Check the listing below for lines with the word "text" and say how many there are, with nothing but the number.
↓
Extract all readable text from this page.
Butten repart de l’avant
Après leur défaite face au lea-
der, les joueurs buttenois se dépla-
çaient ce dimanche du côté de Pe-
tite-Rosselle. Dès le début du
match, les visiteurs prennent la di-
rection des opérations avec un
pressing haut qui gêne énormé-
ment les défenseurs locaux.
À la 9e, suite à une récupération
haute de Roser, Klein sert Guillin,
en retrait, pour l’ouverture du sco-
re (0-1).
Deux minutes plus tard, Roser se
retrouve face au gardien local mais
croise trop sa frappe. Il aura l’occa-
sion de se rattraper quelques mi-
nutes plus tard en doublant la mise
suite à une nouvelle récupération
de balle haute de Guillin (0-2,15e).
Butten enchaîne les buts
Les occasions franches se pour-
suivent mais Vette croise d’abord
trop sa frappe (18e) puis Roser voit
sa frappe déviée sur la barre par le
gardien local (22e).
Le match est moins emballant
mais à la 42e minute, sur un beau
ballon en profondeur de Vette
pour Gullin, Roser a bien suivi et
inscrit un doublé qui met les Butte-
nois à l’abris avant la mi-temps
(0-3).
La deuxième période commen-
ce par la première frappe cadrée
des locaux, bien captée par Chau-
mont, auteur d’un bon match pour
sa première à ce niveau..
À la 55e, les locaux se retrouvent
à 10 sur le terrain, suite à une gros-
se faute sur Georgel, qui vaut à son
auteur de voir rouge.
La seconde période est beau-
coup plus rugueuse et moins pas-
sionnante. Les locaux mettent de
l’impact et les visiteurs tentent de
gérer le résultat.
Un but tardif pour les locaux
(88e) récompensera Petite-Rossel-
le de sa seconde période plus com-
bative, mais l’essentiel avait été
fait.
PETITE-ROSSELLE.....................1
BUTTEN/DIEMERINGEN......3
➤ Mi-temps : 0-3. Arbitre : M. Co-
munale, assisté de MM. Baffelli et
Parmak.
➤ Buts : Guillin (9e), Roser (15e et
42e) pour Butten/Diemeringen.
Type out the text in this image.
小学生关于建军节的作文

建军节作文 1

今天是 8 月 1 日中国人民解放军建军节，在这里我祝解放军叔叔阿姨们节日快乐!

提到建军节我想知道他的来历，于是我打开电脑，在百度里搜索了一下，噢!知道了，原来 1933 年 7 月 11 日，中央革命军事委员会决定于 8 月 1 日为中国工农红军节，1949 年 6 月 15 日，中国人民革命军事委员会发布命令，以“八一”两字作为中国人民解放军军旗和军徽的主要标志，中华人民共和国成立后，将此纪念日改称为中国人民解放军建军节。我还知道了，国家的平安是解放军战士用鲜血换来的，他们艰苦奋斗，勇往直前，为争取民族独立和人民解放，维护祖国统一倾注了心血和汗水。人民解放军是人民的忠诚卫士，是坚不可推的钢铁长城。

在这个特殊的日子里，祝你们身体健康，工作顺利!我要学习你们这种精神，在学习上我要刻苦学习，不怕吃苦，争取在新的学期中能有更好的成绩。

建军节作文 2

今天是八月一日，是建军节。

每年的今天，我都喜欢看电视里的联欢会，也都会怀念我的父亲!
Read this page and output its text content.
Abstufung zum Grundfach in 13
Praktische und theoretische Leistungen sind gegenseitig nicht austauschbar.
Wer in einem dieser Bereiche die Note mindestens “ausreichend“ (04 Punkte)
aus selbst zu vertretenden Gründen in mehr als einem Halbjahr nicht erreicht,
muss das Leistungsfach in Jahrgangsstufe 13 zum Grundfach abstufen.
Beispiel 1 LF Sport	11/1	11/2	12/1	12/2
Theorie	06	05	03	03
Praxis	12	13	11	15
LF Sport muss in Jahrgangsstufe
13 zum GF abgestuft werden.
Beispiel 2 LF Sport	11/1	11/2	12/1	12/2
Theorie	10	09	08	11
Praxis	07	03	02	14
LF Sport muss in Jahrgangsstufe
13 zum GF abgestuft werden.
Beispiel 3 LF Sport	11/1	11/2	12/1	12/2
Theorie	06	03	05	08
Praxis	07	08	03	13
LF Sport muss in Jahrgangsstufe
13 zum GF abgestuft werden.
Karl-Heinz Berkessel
↑
Exercise response: 3